[START Entries supplied]

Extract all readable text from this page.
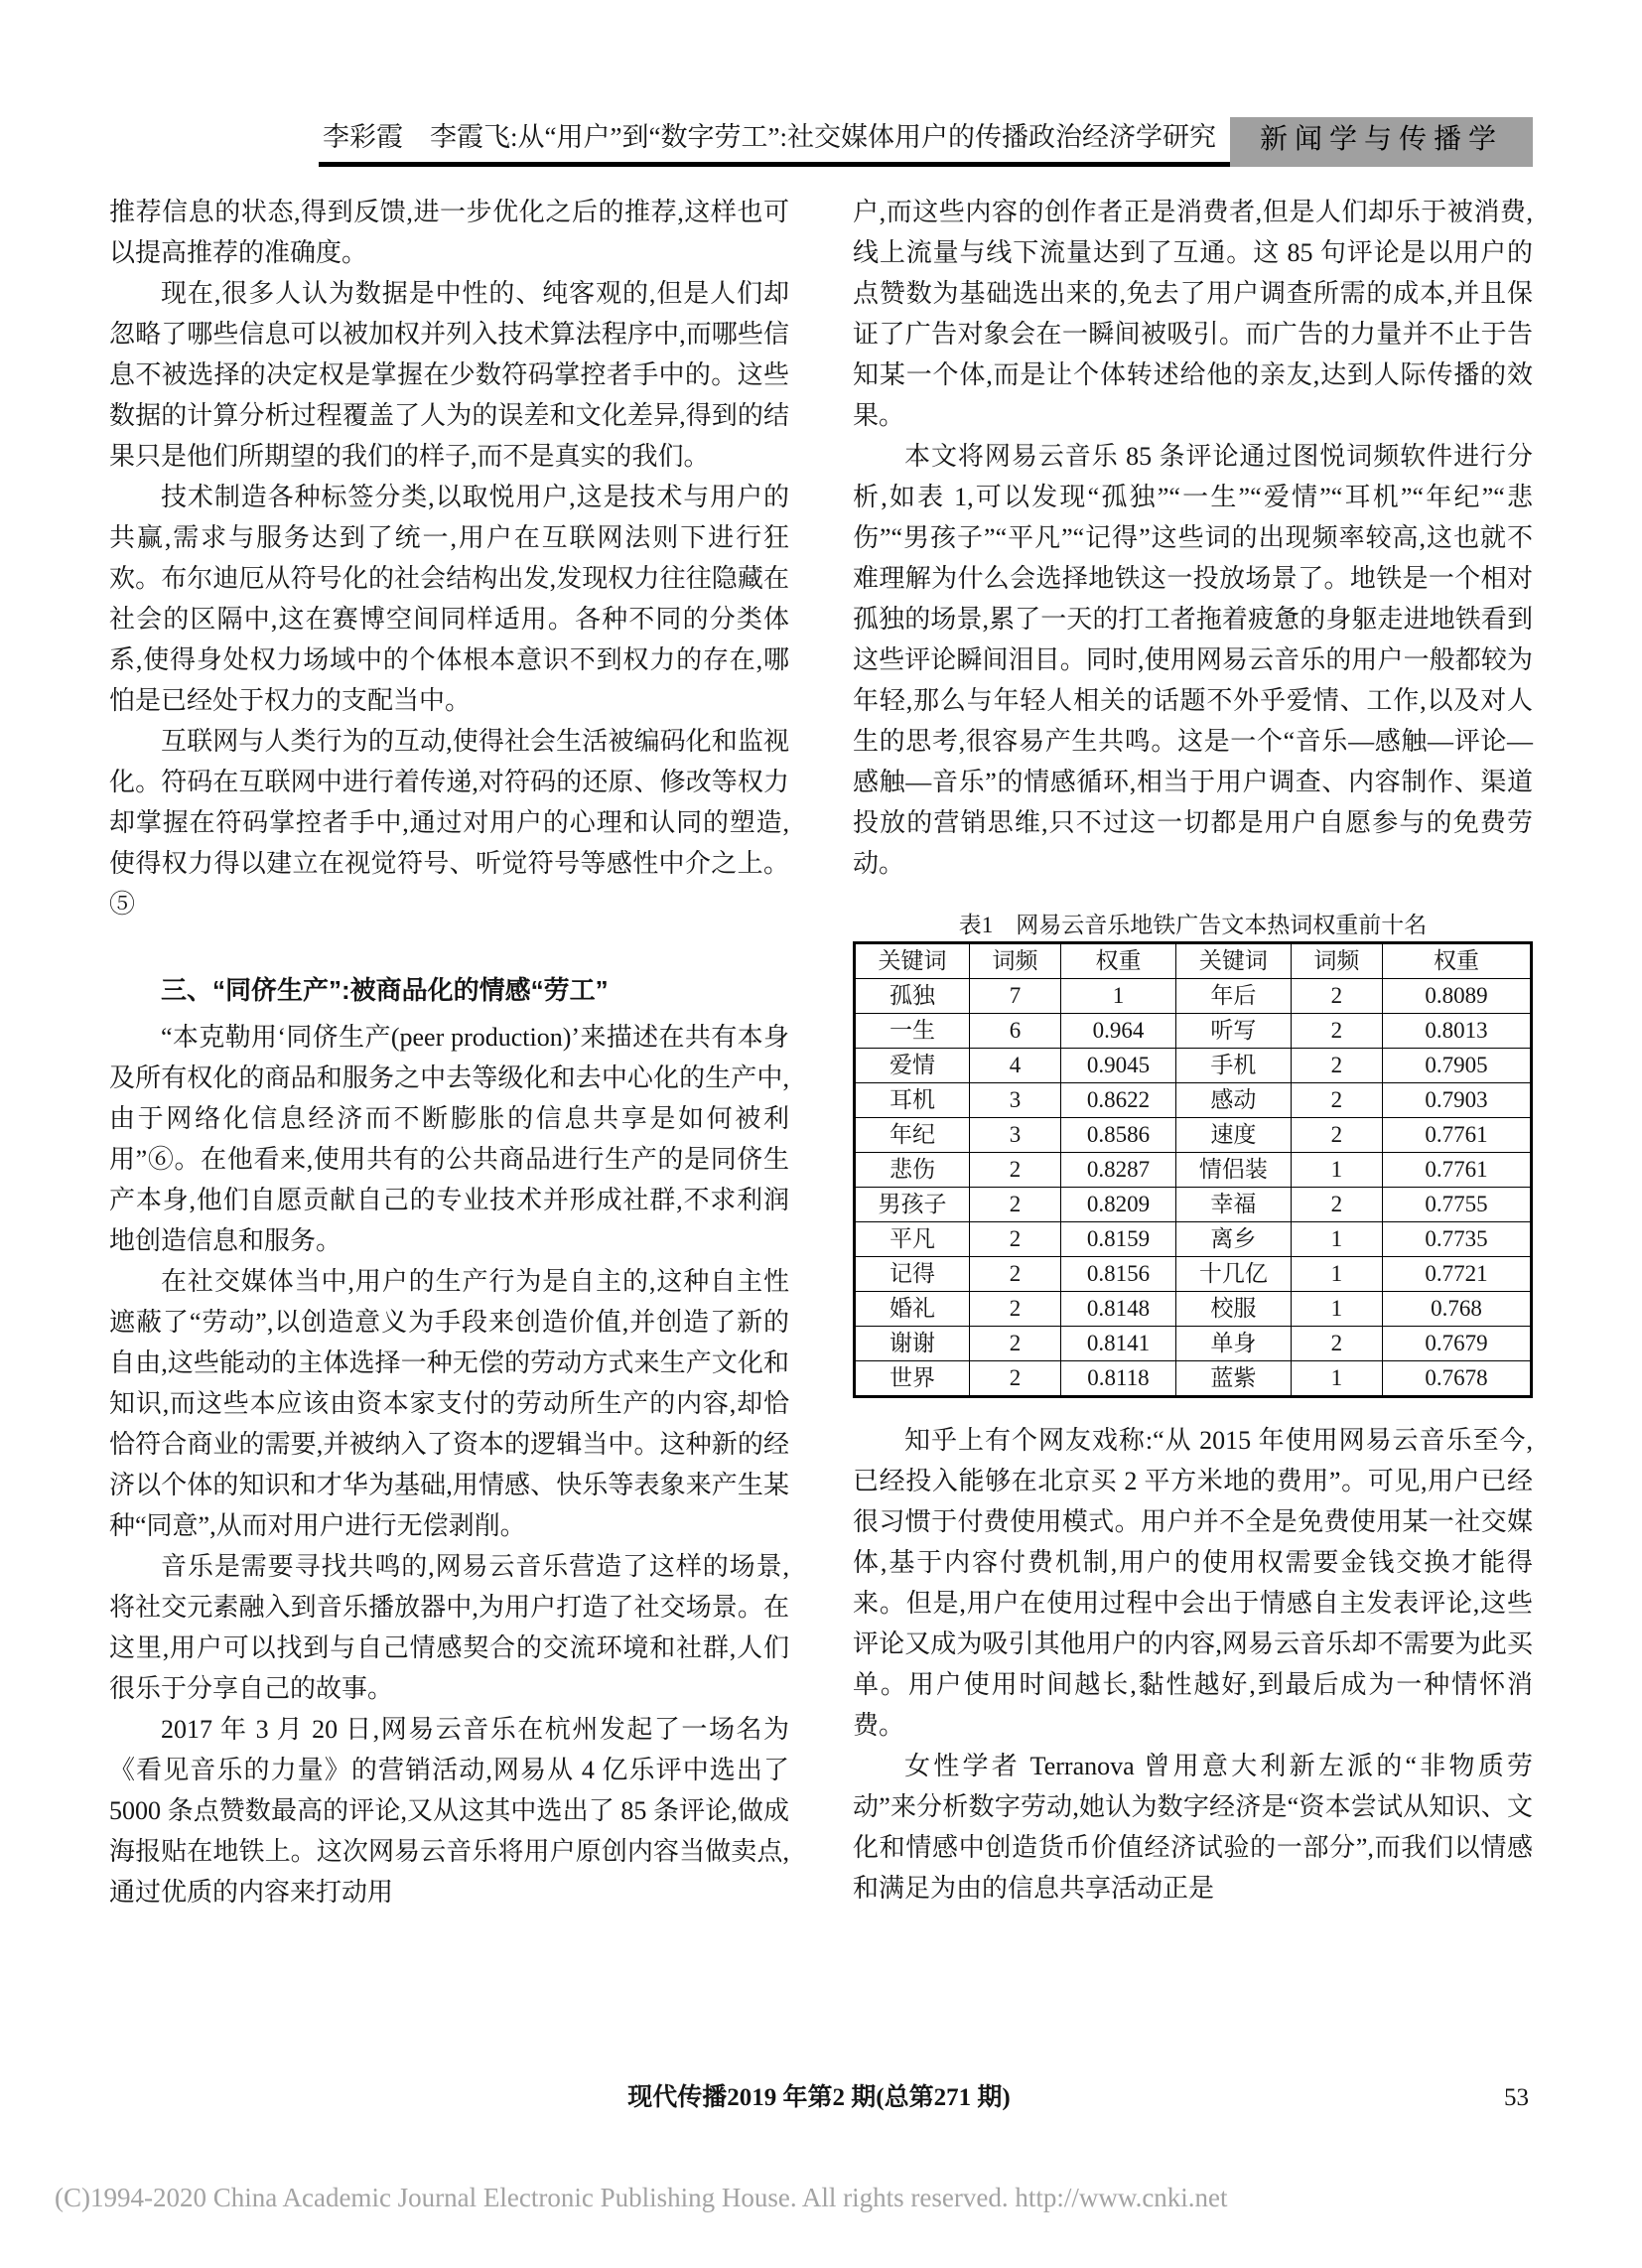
李彩霞　李霞飞:从“用户”到“数字劳工”:社交媒体用户的传播政治经济学研究	新闻学与传播学

推荐信息的状态,得到反馈,进一步优化之后的推荐,这样也可以提高推荐的准确度。

现在,很多人认为数据是中性的、纯客观的,但是人们却忽略了哪些信息可以被加权并列入技术算法程序中,而哪些信息不被选择的决定权是掌握在少数符码掌控者手中的。这些数据的计算分析过程覆盖了人为的误差和文化差异,得到的结果只是他们所期望的我们的样子,而不是真实的我们。

技术制造各种标签分类,以取悦用户,这是技术与用户的共赢,需求与服务达到了统一,用户在互联网法则下进行狂欢。布尔迪厄从符号化的社会结构出发,发现权力往往隐藏在社会的区隔中,这在赛博空间同样适用。各种不同的分类体系,使得身处权力场域中的个体根本意识不到权力的存在,哪怕是已经处于权力的支配当中。

互联网与人类行为的互动,使得社会生活被编码化和监视化。符码在互联网中进行着传递,对符码的还原、修改等权力却掌握在符码掌控者手中,通过对用户的心理和认同的塑造,使得权力得以建立在视觉符号、听觉符号等感性中介之上。⑤

三、“同侪生产”:被商品化的情感“劳工”

“本克勒用‘同侪生产(peer production)’来描述在共有本身及所有权化的商品和服务之中去等级化和去中心化的生产中,由于网络化信息经济而不断膨胀的信息共享是如何被利用”⑥。在他看来,使用共有的公共商品进行生产的是同侪生产本身,他们自愿贡献自己的专业技术并形成社群,不求利润地创造信息和服务。

在社交媒体当中,用户的生产行为是自主的,这种自主性遮蔽了“劳动”,以创造意义为手段来创造价值,并创造了新的自由,这些能动的主体选择一种无偿的劳动方式来生产文化和知识,而这些本应该由资本家支付的劳动所生产的内容,却恰恰符合商业的需要,并被纳入了资本的逻辑当中。这种新的经济以个体的知识和才华为基础,用情感、快乐等表象来产生某种“同意”,从而对用户进行无偿剥削。

音乐是需要寻找共鸣的,网易云音乐营造了这样的场景,将社交元素融入到音乐播放器中,为用户打造了社交场景。在这里,用户可以找到与自己情感契合的交流环境和社群,人们很乐于分享自己的故事。

2017 年 3 月 20 日,网易云音乐在杭州发起了一场名为《看见音乐的力量》的营销活动,网易从 4 亿乐评中选出了 5000 条点赞数最高的评论,又从这其中选出了 85 条评论,做成海报贴在地铁上。这次网易云音乐将用户原创内容当做卖点,通过优质的内容来打动用

户,而这些内容的创作者正是消费者,但是人们却乐于被消费,线上流量与线下流量达到了互通。这 85 句评论是以用户的点赞数为基础选出来的,免去了用户调查所需的成本,并且保证了广告对象会在一瞬间被吸引。而广告的力量并不止于告知某一个体,而是让个体转述给他的亲友,达到人际传播的效果。

本文将网易云音乐 85 条评论通过图悦词频软件进行分析,如表 1,可以发现“孤独”“一生”“爱情”“耳机”“年纪”“悲伤”“男孩子”“平凡”“记得”这些词的出现频率较高,这也就不难理解为什么会选择地铁这一投放场景了。地铁是一个相对孤独的场景,累了一天的打工者拖着疲惫的身躯走进地铁看到这些评论瞬间泪目。同时,使用网易云音乐的用户一般都较为年轻,那么与年轻人相关的话题不外乎爱情、工作,以及对人生的思考,很容易产生共鸣。这是一个“音乐—感触—评论—感触—音乐”的情感循环,相当于用户调查、内容制作、渠道投放的营销思维,只不过这一切都是用户自愿参与的免费劳动。

表1　网易云音乐地铁广告文本热词权重前十名

关键词	词频	权重	关键词	词频	权重
孤独	7	1	年后	2	0.8089
一生	6	0.964	听写	2	0.8013
爱情	4	0.9045	手机	2	0.7905
耳机	3	0.8622	感动	2	0.7903
年纪	3	0.8586	速度	2	0.7761
悲伤	2	0.8287	情侣装	1	0.7761
男孩子	2	0.8209	幸福	2	0.7755
平凡	2	0.8159	离乡	1	0.7735
记得	2	0.8156	十几亿	1	0.7721
婚礼	2	0.8148	校服	1	0.768
谢谢	2	0.8141	单身	2	0.7679
世界	2	0.8118	蓝紫	1	0.7678

知乎上有个网友戏称:“从 2015 年使用网易云音乐至今,已经投入能够在北京买 2 平方米地的费用”。可见,用户已经很习惯于付费使用模式。用户并不全是免费使用某一社交媒体,基于内容付费机制,用户的使用权需要金钱交换才能得来。但是,用户在使用过程中会出于情感自主发表评论,这些评论又成为吸引其他用户的内容,网易云音乐却不需要为此买单。用户使用时间越长,黏性越好,到最后成为一种情怀消费。

女性学者 Terranova 曾用意大利新左派的“非物质劳动”来分析数字劳动,她认为数字经济是“资本尝试从知识、文化和情感中创造货币价值经济试验的一部分”,而我们以情感和满足为由的信息共享活动正是

现代传播2019 年第2 期(总第271 期)	53
(C)1994-2020 China Academic Journal Electronic Publishing House. All rights reserved. http://www.cnki.net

[END Entries supplied]

● **Stated goal**
State how many lines of the records above contain the word "同侪生产", and give only that number.

● **Full solution**
2